* start DATA LINES *
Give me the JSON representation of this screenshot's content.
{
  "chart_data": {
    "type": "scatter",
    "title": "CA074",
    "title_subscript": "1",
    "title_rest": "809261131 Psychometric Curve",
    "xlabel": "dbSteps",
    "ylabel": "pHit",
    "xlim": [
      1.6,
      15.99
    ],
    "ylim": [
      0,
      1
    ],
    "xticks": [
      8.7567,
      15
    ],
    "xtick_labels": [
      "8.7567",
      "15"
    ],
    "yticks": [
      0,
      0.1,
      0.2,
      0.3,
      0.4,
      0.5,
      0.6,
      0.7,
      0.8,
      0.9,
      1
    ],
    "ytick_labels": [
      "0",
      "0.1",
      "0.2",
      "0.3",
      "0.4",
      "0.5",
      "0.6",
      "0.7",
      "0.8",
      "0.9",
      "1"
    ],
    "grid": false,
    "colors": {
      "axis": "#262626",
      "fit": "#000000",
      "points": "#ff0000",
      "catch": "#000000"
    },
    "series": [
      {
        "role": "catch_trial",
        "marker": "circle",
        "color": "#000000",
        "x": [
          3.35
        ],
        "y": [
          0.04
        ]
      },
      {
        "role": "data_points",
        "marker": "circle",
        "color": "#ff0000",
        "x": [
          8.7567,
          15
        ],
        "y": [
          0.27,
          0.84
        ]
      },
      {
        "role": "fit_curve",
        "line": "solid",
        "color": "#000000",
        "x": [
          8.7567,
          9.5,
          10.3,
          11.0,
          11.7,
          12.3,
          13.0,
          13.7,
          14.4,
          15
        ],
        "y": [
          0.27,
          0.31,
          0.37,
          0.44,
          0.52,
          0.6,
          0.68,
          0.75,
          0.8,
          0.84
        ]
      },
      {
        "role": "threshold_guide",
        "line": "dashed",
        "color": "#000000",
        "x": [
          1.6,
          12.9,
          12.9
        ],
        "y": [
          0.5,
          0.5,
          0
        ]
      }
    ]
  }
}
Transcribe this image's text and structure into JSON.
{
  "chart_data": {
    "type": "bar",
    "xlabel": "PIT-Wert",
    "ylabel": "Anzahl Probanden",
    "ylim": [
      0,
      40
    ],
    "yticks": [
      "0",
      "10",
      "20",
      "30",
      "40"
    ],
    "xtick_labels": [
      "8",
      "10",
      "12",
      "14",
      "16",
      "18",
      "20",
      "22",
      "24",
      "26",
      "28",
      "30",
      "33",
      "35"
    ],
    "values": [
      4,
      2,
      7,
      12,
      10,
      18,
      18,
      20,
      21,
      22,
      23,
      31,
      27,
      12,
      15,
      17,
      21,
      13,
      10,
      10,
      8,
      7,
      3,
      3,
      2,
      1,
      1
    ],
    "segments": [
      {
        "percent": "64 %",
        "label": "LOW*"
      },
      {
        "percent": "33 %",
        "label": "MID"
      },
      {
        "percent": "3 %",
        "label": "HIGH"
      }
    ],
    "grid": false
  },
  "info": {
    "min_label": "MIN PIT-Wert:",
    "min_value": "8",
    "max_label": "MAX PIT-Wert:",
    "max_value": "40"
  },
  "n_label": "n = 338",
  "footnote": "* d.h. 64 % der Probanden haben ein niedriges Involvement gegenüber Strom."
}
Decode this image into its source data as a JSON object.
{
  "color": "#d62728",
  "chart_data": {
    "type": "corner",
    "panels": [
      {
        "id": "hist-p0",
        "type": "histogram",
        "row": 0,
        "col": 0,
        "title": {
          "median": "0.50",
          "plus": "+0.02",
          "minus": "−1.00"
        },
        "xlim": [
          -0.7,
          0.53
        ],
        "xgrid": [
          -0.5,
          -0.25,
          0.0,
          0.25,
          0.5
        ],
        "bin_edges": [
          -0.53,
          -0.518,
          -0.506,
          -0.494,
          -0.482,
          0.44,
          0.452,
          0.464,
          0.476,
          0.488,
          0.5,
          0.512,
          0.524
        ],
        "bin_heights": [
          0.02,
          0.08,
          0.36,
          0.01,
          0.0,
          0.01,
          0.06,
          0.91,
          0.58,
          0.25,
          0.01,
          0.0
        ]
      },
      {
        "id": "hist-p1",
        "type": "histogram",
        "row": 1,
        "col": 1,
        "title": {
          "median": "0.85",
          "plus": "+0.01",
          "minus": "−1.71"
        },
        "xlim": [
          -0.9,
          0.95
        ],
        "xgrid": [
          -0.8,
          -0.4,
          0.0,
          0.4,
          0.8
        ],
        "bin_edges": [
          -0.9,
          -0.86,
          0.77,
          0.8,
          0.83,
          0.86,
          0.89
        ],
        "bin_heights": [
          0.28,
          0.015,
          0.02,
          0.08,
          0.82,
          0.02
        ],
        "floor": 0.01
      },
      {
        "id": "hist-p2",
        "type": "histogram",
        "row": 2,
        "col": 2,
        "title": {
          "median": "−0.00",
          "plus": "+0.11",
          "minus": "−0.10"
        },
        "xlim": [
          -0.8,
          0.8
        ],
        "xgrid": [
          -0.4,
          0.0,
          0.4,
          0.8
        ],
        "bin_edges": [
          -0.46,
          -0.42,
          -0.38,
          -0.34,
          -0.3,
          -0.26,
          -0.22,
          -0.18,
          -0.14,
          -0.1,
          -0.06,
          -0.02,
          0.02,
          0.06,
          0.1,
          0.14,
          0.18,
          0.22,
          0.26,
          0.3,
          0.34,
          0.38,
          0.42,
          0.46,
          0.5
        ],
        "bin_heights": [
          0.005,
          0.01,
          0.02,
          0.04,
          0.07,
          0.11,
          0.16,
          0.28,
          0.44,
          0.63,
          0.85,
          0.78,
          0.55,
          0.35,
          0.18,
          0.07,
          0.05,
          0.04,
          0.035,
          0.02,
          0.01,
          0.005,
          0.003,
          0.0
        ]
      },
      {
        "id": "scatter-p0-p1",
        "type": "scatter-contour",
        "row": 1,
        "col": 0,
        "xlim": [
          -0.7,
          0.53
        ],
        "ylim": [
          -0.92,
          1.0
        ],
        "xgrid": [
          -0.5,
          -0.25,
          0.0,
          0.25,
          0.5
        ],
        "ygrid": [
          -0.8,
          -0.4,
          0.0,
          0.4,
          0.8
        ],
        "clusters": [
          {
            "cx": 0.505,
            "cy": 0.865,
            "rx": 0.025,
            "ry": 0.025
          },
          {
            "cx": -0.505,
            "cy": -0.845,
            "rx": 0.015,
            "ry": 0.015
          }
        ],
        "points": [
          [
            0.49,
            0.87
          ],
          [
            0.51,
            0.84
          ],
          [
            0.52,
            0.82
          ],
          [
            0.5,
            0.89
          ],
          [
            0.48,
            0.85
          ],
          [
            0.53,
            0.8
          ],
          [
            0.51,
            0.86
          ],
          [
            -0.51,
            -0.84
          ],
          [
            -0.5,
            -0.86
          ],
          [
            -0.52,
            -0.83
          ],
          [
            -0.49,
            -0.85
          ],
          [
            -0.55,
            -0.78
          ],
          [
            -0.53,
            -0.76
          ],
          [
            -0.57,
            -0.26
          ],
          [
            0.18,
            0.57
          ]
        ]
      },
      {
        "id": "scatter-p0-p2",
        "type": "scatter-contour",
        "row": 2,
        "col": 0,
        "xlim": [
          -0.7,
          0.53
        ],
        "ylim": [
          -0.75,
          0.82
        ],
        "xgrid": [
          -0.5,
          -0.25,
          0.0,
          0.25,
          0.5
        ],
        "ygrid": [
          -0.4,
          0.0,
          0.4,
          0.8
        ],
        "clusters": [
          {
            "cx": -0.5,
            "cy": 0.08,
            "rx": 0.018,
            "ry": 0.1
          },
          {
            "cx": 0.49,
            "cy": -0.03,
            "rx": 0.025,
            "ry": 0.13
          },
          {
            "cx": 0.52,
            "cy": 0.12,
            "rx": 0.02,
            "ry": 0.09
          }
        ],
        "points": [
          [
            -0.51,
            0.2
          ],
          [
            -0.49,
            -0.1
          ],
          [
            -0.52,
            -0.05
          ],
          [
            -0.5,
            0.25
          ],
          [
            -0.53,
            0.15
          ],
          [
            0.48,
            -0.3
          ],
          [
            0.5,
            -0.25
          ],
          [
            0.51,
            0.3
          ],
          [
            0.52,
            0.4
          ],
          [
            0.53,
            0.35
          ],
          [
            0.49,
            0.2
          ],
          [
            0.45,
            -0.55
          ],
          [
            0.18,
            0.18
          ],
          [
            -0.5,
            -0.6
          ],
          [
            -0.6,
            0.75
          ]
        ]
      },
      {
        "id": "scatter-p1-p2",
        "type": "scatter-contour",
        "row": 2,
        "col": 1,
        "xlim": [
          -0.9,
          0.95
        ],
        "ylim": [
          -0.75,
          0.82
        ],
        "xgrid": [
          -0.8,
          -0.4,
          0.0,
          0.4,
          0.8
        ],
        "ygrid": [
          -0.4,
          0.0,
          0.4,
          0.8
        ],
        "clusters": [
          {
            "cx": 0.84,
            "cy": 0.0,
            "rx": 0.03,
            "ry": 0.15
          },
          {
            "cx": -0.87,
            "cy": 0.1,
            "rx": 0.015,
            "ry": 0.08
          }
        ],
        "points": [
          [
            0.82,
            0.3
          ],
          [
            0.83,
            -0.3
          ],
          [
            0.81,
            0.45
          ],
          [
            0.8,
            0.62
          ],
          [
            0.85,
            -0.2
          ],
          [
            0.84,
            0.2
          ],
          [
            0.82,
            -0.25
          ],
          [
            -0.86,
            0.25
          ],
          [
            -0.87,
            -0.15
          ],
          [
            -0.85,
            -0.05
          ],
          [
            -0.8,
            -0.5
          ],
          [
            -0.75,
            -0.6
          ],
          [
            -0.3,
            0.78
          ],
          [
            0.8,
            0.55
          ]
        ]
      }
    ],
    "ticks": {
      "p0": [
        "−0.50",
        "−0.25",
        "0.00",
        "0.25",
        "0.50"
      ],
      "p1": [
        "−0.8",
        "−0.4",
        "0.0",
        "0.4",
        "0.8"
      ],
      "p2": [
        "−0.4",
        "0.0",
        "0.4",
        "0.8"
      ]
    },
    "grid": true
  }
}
* end DATA LINES *
→ **WHAT TO PRODUCE**:
Using the listing above, locate the lines that hold "image" and copy each one.

→ **RESPONSE TO THE EXERCISE**:
Transcribe this image's text and structure into JSON.
Decode this image into its source data as a JSON object.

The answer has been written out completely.